◆ What is asked
Print all entries word for word.

◆ Dataset extract
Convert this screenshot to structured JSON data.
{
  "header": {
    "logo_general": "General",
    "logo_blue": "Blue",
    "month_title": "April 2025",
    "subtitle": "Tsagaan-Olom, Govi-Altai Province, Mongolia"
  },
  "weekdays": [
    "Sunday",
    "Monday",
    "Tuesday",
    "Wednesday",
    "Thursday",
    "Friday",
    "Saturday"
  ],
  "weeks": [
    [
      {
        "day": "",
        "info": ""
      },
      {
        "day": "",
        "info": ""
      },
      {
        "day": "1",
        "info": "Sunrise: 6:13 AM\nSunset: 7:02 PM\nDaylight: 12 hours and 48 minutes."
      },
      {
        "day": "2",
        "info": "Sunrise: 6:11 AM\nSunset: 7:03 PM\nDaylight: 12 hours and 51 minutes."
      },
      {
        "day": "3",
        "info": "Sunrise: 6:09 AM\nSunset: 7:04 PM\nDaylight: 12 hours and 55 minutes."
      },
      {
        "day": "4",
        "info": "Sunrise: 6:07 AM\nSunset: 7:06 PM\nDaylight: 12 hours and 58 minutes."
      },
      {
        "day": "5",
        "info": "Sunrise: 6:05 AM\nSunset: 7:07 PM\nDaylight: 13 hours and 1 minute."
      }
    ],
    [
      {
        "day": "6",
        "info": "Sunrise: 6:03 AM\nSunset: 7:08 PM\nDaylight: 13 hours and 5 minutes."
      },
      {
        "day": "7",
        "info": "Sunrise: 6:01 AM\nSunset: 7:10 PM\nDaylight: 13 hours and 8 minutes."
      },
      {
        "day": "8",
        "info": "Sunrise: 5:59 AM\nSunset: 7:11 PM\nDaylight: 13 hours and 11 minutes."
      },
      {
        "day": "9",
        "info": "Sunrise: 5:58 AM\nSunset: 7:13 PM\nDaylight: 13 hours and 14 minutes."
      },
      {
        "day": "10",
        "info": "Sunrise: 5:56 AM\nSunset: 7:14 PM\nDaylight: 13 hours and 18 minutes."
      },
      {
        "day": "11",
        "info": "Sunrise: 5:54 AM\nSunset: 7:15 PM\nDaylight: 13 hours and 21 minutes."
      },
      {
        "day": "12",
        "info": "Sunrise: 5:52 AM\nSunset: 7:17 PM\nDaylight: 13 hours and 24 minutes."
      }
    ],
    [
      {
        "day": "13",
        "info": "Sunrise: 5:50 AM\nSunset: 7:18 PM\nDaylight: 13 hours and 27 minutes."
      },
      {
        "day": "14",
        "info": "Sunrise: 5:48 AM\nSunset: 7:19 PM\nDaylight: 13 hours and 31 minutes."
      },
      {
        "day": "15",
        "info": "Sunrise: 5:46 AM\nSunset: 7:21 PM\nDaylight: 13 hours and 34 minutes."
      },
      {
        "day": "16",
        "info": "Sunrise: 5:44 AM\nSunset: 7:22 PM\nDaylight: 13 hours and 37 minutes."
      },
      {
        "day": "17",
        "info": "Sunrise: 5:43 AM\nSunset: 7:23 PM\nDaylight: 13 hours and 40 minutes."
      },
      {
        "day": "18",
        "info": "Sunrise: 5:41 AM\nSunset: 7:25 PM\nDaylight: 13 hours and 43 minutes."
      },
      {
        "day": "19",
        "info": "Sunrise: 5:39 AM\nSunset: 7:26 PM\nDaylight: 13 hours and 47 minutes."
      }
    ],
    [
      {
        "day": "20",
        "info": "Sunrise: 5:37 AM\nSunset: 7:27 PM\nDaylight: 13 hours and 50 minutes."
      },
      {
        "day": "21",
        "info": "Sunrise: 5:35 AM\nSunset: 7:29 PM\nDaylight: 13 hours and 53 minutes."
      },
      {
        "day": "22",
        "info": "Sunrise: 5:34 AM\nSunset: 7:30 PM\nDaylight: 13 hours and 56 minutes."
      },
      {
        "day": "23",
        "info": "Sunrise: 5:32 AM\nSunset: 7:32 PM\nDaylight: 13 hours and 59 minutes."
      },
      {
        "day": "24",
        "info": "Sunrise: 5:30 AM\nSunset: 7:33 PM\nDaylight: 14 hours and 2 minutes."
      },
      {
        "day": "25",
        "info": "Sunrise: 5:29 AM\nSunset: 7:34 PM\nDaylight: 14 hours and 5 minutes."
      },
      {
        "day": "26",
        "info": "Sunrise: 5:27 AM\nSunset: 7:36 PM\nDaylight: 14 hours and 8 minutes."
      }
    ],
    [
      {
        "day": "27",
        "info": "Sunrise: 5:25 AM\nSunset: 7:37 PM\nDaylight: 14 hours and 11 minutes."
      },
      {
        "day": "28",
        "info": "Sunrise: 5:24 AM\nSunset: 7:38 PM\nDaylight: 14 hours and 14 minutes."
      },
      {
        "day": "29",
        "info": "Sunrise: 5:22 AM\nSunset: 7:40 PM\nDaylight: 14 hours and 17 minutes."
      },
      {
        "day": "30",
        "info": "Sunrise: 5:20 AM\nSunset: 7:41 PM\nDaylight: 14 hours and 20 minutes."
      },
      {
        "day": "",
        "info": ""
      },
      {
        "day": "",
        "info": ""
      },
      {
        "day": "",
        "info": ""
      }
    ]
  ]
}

◆ Output below
Convert this screenshot to structured JSON data.
{
  "header": {
    "logo_general": "General",
    "logo_blue": "Blue",
    "month_title": "April 2025",
    "subtitle": "Tsagaan-Olom, Govi-Altai Province, Mongolia"
  },
  "weekdays": [
    "Sunday",
    "Monday",
    "Tuesday",
    "Wednesday",
    "Thursday",
    "Friday",
    "Saturday"
  ],
  "weeks": [
    [
      {
        "day": "",
        "info": ""
      },
      {
        "day": "",
        "info": ""
      },
      {
        "day": "1",
        "info": "Sunrise: 6:13 AM\nSunset: 7:02 PM\nDaylight: 12 hours and 48 minutes."
      },
      {
        "day": "2",
        "info": "Sunrise: 6:11 AM\nSunset: 7:03 PM\nDaylight: 12 hours and 51 minutes."
      },
      {
        "day": "3",
        "info": "Sunrise: 6:09 AM\nSunset: 7:04 PM\nDaylight: 12 hours and 55 minutes."
      },
      {
        "day": "4",
        "info": "Sunrise: 6:07 AM\nSunset: 7:06 PM\nDaylight: 12 hours and 58 minutes."
      },
      {
        "day": "5",
        "info": "Sunrise: 6:05 AM\nSunset: 7:07 PM\nDaylight: 13 hours and 1 minute."
      }
    ],
    [
      {
        "day": "6",
        "info": "Sunrise: 6:03 AM\nSunset: 7:08 PM\nDaylight: 13 hours and 5 minutes."
      },
      {
        "day": "7",
        "info": "Sunrise: 6:01 AM\nSunset: 7:10 PM\nDaylight: 13 hours and 8 minutes."
      },
      {
        "day": "8",
        "info": "Sunrise: 5:59 AM\nSunset: 7:11 PM\nDaylight: 13 hours and 11 minutes."
      },
      {
        "day": "9",
        "info": "Sunrise: 5:58 AM\nSunset: 7:13 PM\nDaylight: 13 hours and 14 minutes."
      },
      {
        "day": "10",
        "info": "Sunrise: 5:56 AM\nSunset: 7:14 PM\nDaylight: 13 hours and 18 minutes."
      },
      {
        "day": "11",
        "info": "Sunrise: 5:54 AM\nSunset: 7:15 PM\nDaylight: 13 hours and 21 minutes."
      },
      {
        "day": "12",
        "info": "Sunrise: 5:52 AM\nSunset: 7:17 PM\nDaylight: 13 hours and 24 minutes."
      }
    ],
    [
      {
        "day": "13",
        "info": "Sunrise: 5:50 AM\nSunset: 7:18 PM\nDaylight: 13 hours and 27 minutes."
      },
      {
        "day": "14",
        "info": "Sunrise: 5:48 AM\nSunset: 7:19 PM\nDaylight: 13 hours and 31 minutes."
      },
      {
        "day": "15",
        "info": "Sunrise: 5:46 AM\nSunset: 7:21 PM\nDaylight: 13 hours and 34 minutes."
      },
      {
        "day": "16",
        "info": "Sunrise: 5:44 AM\nSunset: 7:22 PM\nDaylight: 13 hours and 37 minutes."
      },
      {
        "day": "17",
        "info": "Sunrise: 5:43 AM\nSunset: 7:23 PM\nDaylight: 13 hours and 40 minutes."
      },
      {
        "day": "18",
        "info": "Sunrise: 5:41 AM\nSunset: 7:25 PM\nDaylight: 13 hours and 43 minutes."
      },
      {
        "day": "19",
        "info": "Sunrise: 5:39 AM\nSunset: 7:26 PM\nDaylight: 13 hours and 47 minutes."
      }
    ],
    [
      {
        "day": "20",
        "info": "Sunrise: 5:37 AM\nSunset: 7:27 PM\nDaylight: 13 hours and 50 minutes."
      },
      {
        "day": "21",
        "info": "Sunrise: 5:35 AM\nSunset: 7:29 PM\nDaylight: 13 hours and 53 minutes."
      },
      {
        "day": "22",
        "info": "Sunrise: 5:34 AM\nSunset: 7:30 PM\nDaylight: 13 hours and 56 minutes."
      },
      {
        "day": "23",
        "info": "Sunrise: 5:32 AM\nSunset: 7:32 PM\nDaylight: 13 hours and 59 minutes."
      },
      {
        "day": "24",
        "info": "Sunrise: 5:30 AM\nSunset: 7:33 PM\nDaylight: 14 hours and 2 minutes."
      },
      {
        "day": "25",
        "info": "Sunrise: 5:29 AM\nSunset: 7:34 PM\nDaylight: 14 hours and 5 minutes."
      },
      {
        "day": "26",
        "info": "Sunrise: 5:27 AM\nSunset: 7:36 PM\nDaylight: 14 hours and 8 minutes."
      }
    ],
    [
      {
        "day": "27",
        "info": "Sunrise: 5:25 AM\nSunset: 7:37 PM\nDaylight: 14 hours and 11 minutes."
      },
      {
        "day": "28",
        "info": "Sunrise: 5:24 AM\nSunset: 7:38 PM\nDaylight: 14 hours and 14 minutes."
      },
      {
        "day": "29",
        "info": "Sunrise: 5:22 AM\nSunset: 7:40 PM\nDaylight: 14 hours and 17 minutes."
      },
      {
        "day": "30",
        "info": "Sunrise: 5:20 AM\nSunset: 7:41 PM\nDaylight: 14 hours and 20 minutes."
      },
      {
        "day": "",
        "info": ""
      },
      {
        "day": "",
        "info": ""
      },
      {
        "day": "",
        "info": ""
      }
    ]
  ]
}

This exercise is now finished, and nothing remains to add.